[Short exercise]:
Take every line from the listing below that contains "object".

(Dataset rows)
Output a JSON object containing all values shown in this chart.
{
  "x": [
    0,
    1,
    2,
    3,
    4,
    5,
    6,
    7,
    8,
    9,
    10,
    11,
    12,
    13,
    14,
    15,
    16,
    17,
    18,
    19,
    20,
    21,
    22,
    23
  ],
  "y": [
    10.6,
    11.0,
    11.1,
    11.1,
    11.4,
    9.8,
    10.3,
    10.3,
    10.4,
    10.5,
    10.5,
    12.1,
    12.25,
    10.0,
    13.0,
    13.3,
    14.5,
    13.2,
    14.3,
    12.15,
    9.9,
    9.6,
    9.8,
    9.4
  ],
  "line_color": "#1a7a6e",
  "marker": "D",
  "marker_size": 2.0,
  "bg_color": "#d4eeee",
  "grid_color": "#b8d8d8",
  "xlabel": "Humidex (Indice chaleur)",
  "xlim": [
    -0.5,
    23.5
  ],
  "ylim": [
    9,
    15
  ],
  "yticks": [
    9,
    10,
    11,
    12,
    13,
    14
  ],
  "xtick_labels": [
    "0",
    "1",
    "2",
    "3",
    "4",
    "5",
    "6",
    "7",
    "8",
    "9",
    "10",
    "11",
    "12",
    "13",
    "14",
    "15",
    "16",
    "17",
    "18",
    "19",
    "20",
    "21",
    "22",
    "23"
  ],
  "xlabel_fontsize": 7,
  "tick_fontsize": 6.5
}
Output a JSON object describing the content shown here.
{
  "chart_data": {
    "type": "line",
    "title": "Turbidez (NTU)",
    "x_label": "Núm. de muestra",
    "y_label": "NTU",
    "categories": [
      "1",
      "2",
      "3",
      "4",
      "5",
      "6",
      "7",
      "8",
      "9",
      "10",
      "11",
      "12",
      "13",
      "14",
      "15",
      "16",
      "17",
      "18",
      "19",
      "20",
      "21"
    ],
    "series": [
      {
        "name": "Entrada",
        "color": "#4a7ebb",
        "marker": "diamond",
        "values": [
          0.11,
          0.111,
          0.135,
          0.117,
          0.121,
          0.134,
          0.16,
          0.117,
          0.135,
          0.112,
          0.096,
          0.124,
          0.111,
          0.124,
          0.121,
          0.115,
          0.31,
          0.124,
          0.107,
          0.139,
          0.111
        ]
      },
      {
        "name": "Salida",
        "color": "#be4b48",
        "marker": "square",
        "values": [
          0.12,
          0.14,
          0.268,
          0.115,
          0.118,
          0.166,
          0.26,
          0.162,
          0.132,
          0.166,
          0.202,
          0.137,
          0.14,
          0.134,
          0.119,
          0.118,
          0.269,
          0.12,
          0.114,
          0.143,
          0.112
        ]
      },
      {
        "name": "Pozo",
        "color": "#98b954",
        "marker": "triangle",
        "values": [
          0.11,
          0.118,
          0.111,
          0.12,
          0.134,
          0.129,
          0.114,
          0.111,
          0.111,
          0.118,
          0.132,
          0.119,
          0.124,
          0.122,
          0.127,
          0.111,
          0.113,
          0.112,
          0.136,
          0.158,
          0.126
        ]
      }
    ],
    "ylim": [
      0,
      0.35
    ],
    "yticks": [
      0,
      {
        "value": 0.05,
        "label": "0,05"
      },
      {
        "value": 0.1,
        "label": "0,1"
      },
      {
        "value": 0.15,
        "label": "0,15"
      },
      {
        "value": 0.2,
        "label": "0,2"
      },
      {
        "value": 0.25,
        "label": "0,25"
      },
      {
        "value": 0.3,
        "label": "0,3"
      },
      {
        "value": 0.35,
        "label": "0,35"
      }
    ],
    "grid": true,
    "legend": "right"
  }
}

[Written solution]:
Output a JSON object containing all values shown in this chart.
Output a JSON object describing the content shown here.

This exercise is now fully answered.